[What to produce]
Lay out the data lines from the one containing "effects-label: Effects (68, 1156, 111, 1172)" through the one containing "flash-icon (692, 390, 738, 436)", inclusive, as a numbered list with blank lines omitted.

== Task input

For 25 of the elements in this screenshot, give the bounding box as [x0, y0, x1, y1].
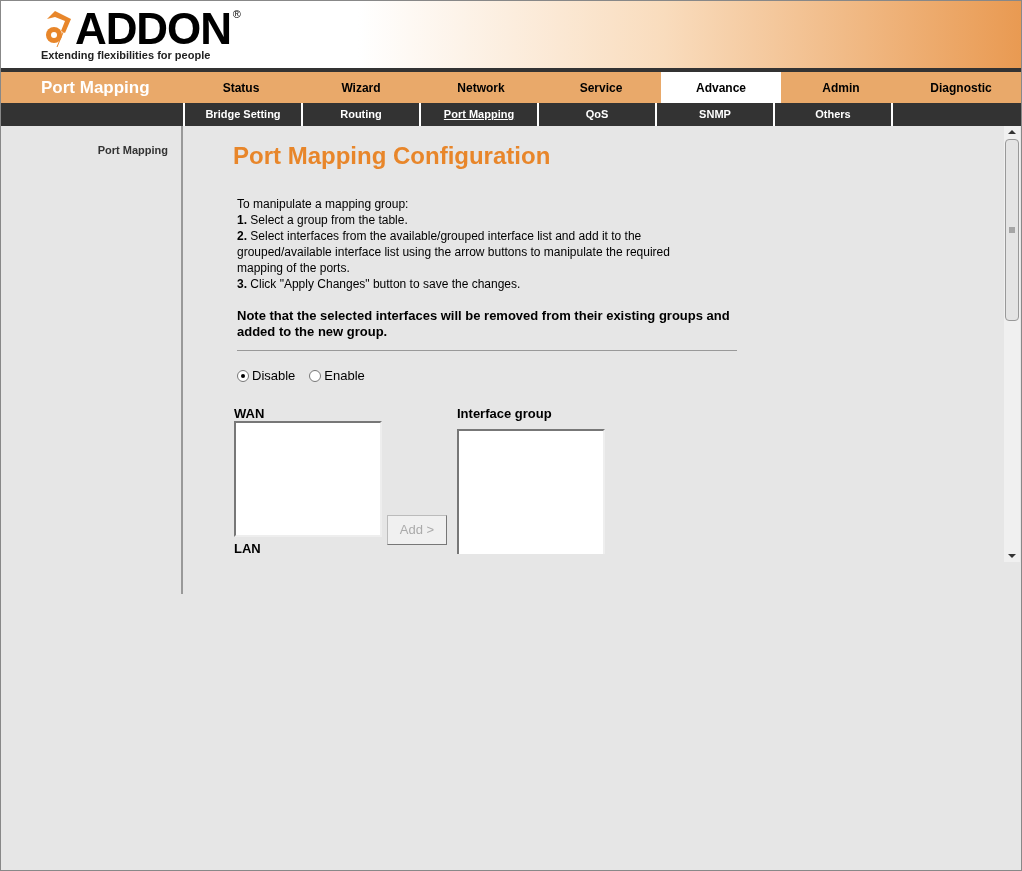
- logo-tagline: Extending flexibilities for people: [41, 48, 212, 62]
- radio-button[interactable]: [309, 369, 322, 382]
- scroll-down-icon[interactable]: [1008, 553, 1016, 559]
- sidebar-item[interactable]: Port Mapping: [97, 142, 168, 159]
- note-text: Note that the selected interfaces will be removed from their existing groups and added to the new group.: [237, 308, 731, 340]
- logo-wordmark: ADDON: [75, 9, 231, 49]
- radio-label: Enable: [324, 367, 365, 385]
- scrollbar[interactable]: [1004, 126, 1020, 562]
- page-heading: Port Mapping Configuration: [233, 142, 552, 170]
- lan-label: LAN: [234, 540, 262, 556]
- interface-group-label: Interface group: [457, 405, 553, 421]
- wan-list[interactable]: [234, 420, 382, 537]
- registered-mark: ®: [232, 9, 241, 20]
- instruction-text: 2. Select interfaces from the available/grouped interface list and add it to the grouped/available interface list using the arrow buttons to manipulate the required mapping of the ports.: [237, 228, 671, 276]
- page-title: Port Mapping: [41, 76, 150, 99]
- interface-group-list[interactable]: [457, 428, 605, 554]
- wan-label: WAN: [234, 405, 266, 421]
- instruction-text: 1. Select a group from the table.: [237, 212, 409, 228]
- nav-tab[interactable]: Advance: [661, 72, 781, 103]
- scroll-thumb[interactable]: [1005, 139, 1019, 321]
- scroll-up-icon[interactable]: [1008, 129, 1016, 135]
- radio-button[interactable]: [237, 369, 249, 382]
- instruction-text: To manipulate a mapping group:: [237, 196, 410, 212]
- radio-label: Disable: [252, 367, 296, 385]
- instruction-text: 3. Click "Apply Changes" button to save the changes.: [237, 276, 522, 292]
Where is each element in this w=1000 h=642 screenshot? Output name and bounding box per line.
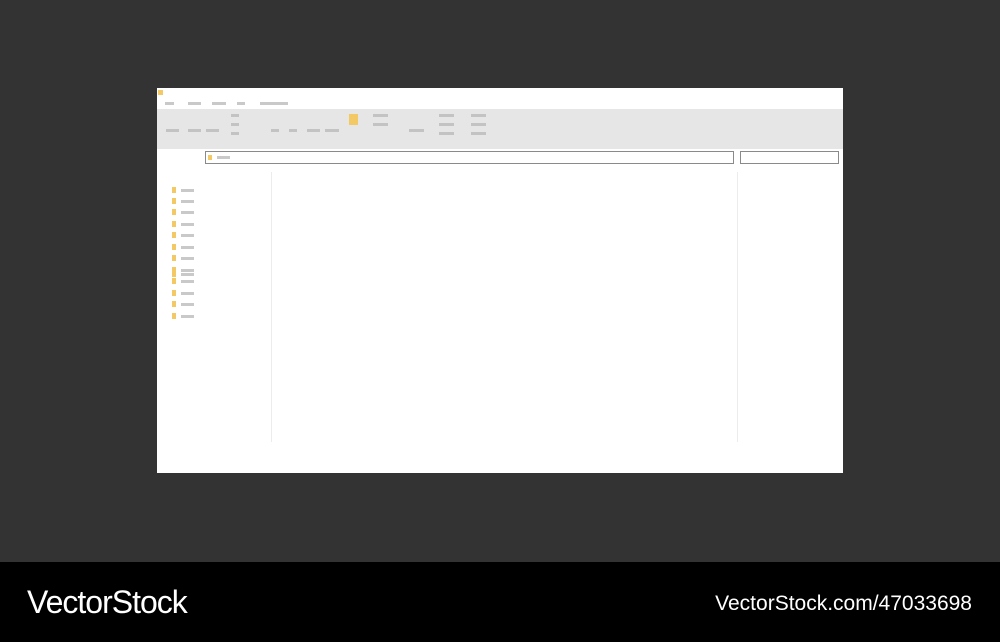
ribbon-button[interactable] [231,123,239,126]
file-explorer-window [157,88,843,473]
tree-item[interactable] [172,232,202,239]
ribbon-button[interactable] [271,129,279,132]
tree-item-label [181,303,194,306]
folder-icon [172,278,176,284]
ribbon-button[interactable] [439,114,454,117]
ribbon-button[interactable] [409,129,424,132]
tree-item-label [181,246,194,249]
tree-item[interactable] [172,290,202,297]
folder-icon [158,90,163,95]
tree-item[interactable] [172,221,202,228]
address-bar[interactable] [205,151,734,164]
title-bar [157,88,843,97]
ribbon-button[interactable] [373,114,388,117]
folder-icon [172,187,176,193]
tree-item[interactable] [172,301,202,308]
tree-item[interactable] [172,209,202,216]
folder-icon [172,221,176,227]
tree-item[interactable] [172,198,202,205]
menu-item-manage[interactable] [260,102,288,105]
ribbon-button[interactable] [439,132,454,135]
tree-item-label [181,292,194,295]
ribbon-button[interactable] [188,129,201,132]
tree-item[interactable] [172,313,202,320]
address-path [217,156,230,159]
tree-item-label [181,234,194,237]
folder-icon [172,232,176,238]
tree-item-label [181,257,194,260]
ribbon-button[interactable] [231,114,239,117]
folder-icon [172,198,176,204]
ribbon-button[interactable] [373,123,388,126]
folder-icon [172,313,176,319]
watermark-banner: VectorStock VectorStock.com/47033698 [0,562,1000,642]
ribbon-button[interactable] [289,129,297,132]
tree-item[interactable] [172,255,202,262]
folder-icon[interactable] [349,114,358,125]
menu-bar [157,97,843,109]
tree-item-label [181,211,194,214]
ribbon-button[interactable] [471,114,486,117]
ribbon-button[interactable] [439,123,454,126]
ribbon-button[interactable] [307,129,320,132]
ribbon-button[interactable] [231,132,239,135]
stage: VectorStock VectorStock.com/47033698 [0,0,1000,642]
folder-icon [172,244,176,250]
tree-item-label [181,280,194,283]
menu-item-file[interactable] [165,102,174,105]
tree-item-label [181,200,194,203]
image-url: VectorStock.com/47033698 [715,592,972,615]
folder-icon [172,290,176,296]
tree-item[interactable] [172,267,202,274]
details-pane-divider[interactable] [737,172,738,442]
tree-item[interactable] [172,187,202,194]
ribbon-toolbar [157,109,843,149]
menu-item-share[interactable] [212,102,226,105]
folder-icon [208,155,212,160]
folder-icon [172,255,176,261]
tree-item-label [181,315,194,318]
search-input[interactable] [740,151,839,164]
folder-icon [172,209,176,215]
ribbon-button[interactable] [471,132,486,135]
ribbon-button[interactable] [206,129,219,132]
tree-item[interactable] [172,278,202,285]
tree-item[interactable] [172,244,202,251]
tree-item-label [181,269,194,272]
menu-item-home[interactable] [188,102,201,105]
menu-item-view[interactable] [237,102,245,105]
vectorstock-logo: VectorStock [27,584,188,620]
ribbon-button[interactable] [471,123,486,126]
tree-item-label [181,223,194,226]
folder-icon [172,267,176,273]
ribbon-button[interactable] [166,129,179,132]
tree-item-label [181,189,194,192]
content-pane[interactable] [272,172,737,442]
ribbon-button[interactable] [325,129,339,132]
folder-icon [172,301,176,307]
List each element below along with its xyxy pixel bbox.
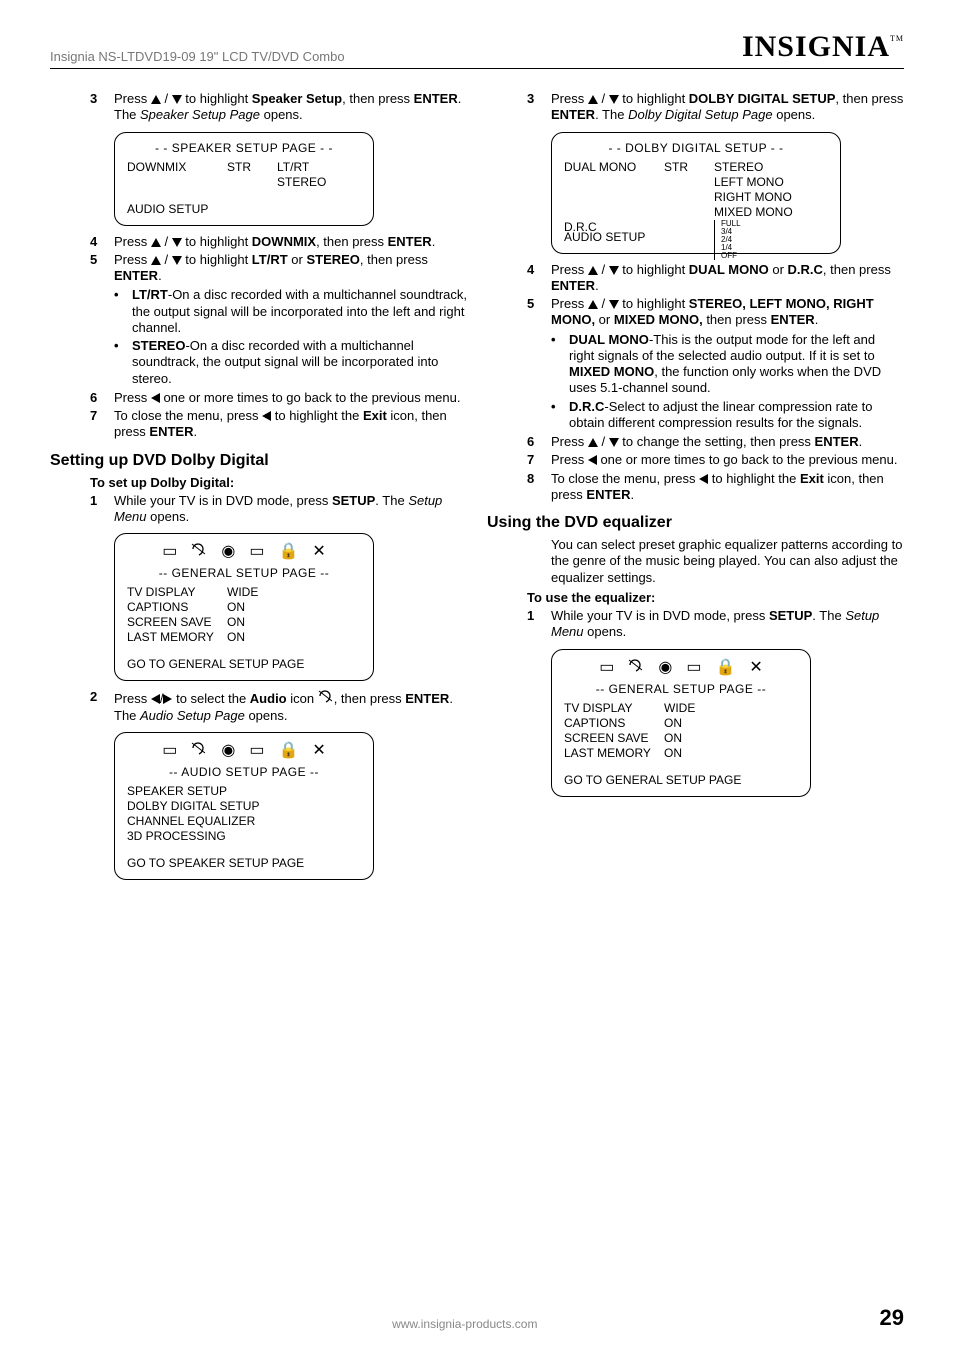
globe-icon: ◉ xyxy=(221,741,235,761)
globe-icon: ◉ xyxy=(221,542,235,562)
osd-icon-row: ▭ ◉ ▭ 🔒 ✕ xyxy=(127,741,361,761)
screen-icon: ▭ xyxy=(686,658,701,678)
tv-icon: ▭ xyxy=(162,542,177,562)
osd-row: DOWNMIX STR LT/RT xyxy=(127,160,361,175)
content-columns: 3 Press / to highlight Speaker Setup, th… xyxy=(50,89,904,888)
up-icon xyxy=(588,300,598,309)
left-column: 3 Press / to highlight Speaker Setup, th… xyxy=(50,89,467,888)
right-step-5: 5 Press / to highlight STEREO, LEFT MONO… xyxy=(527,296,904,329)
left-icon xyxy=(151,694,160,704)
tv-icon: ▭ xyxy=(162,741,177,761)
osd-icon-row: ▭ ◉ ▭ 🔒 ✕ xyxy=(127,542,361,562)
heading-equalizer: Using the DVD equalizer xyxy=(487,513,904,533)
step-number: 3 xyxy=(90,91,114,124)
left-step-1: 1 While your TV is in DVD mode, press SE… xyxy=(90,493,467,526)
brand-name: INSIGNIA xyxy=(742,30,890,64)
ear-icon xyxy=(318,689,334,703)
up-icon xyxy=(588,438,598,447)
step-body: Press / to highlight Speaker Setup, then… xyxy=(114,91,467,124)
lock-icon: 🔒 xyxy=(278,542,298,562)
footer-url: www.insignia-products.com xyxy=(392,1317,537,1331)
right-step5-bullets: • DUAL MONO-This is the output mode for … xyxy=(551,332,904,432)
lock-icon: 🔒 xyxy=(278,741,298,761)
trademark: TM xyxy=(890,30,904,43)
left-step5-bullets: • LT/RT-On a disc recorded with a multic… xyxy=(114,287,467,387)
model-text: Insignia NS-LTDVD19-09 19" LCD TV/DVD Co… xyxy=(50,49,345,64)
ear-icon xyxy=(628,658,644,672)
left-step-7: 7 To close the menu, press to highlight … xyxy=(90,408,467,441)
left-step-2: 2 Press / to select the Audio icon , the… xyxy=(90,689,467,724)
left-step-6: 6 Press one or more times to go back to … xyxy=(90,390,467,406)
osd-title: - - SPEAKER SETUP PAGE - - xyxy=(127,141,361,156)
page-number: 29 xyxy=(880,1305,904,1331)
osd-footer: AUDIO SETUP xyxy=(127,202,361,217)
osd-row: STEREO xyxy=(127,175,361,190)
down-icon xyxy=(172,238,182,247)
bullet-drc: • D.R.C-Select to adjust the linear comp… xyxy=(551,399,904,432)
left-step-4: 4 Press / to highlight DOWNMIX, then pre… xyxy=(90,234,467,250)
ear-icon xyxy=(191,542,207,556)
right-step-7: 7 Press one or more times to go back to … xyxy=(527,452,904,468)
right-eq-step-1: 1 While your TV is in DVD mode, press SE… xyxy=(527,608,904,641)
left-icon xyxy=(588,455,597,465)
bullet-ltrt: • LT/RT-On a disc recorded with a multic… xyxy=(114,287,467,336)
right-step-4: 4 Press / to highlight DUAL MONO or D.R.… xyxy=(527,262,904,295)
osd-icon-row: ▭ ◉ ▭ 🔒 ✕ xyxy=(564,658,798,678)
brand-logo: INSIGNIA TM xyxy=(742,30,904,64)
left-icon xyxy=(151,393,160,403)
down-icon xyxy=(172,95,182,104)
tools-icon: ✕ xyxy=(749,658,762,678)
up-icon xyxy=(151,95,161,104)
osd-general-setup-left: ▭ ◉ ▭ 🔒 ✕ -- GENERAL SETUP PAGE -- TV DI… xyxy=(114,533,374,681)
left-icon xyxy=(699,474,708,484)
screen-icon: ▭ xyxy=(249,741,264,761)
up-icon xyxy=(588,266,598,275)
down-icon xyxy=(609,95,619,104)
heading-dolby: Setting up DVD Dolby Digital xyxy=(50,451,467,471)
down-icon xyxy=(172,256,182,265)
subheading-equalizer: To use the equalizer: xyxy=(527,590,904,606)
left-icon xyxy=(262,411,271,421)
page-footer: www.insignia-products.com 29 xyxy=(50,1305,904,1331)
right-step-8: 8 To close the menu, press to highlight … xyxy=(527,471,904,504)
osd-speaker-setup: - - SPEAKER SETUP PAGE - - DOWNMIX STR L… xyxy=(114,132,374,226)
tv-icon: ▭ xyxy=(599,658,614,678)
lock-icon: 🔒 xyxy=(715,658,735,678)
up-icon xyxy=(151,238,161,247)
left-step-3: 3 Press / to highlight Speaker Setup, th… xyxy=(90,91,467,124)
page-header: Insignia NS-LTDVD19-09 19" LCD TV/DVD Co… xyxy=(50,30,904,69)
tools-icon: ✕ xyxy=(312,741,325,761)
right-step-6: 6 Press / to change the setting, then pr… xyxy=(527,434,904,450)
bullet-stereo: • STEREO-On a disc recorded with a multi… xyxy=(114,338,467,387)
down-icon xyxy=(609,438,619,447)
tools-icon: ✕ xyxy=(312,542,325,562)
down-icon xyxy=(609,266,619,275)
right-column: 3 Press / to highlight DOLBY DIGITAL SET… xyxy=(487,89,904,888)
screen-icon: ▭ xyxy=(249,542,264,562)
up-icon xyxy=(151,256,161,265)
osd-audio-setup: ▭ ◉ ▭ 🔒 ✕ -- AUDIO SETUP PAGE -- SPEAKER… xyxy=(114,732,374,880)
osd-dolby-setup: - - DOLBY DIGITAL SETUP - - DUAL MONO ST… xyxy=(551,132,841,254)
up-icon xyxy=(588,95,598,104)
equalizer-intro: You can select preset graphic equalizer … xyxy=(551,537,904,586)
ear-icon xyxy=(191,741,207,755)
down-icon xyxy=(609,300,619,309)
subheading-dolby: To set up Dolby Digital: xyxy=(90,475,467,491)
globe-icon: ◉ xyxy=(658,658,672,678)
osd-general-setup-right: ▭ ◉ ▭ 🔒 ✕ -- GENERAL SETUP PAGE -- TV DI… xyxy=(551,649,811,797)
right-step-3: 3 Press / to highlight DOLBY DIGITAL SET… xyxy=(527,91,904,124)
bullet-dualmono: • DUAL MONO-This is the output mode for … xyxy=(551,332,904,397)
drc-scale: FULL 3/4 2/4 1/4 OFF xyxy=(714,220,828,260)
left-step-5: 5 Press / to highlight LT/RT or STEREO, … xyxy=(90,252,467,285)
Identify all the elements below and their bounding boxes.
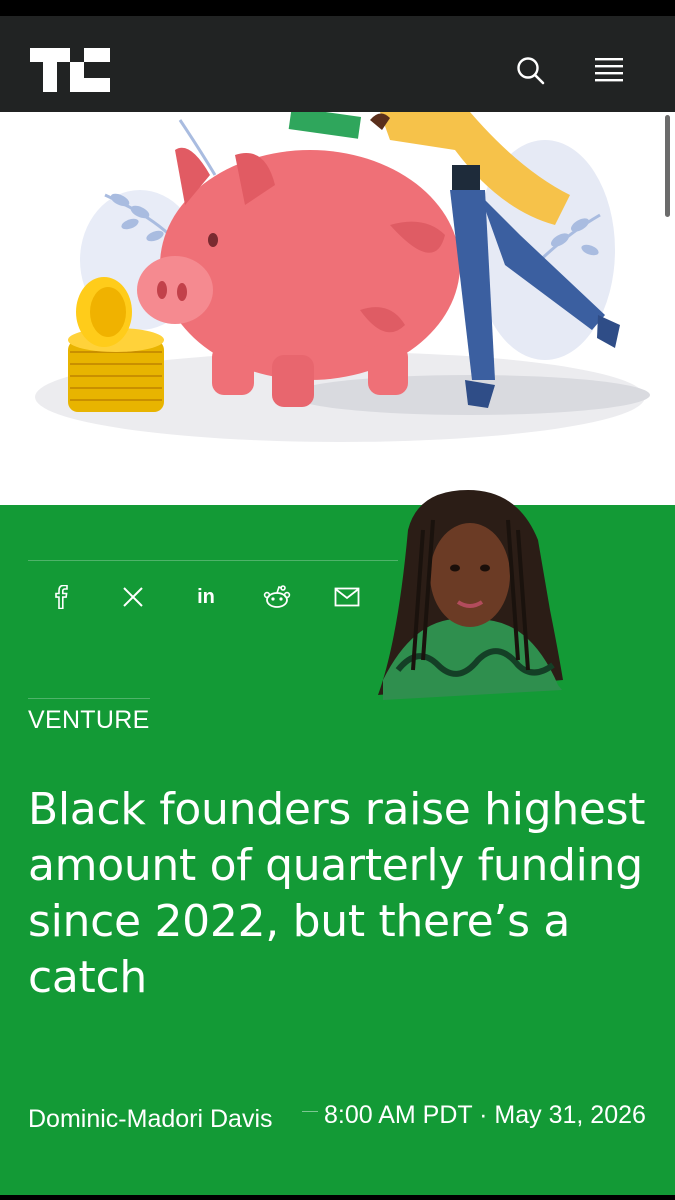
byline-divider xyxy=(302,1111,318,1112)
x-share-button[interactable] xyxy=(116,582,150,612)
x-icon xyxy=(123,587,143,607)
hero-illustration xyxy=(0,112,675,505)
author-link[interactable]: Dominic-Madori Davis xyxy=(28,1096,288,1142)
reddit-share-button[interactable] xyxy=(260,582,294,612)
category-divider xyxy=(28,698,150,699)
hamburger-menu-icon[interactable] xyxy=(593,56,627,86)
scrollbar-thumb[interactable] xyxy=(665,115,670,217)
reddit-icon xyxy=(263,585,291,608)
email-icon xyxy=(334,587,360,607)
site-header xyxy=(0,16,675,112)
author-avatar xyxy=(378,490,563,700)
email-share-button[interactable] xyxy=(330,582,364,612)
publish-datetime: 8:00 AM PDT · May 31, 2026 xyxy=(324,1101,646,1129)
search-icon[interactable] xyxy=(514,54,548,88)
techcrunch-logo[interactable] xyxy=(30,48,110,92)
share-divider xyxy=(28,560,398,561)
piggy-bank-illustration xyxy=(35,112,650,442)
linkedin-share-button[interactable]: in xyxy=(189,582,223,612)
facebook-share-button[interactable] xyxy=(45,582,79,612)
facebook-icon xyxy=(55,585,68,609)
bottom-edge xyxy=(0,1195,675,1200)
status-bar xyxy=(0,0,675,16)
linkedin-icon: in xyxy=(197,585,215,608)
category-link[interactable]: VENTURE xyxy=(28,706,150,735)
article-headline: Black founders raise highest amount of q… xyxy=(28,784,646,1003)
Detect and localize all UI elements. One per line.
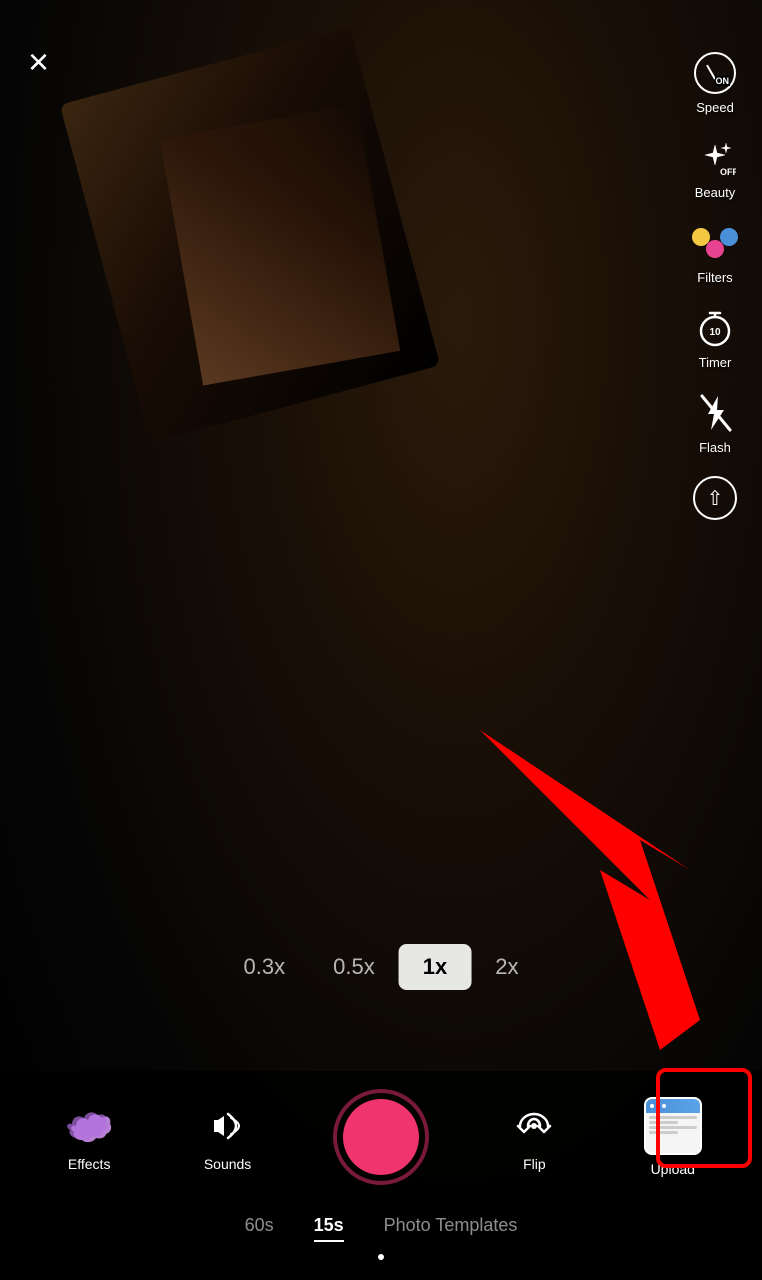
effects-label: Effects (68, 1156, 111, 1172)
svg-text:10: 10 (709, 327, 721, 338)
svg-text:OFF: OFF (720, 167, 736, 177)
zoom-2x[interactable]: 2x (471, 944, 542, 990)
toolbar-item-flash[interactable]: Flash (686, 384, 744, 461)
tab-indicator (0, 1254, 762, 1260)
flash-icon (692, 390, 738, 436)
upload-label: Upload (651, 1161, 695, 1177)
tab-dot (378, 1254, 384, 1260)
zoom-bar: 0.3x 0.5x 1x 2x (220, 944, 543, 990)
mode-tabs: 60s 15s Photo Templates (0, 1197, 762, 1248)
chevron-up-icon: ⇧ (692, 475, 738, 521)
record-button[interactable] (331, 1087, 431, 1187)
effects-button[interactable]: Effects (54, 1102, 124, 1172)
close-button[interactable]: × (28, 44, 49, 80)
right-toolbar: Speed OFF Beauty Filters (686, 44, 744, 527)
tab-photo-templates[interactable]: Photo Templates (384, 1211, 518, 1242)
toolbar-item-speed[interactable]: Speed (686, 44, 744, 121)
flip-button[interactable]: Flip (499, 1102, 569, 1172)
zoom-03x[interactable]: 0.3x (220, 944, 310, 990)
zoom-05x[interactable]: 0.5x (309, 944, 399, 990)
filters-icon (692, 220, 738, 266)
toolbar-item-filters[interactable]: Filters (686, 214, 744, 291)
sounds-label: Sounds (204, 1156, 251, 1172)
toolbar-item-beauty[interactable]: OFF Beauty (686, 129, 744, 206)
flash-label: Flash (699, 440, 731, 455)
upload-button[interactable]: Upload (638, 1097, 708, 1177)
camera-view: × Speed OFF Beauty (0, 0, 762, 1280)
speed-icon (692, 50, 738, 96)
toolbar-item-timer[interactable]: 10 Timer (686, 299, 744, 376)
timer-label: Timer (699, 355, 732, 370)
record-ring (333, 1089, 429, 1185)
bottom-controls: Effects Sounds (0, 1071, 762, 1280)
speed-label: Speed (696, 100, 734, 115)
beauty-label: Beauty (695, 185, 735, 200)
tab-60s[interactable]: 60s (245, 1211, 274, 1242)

====

[Solution below]
1. effects-label: Effects (68, 1156, 111, 1172)
2. svg-text:10: 10 (709, 327, 721, 338)
3. svg-text:OFF: OFF (720, 167, 736, 177)
4. zoom-2x[interactable]: 2x (471, 944, 542, 990)
5. toolbar-item-flash[interactable]: Flash (686, 384, 744, 461)
6. tab-indicator (0, 1254, 762, 1260)
7. flash-icon (692, 390, 738, 436)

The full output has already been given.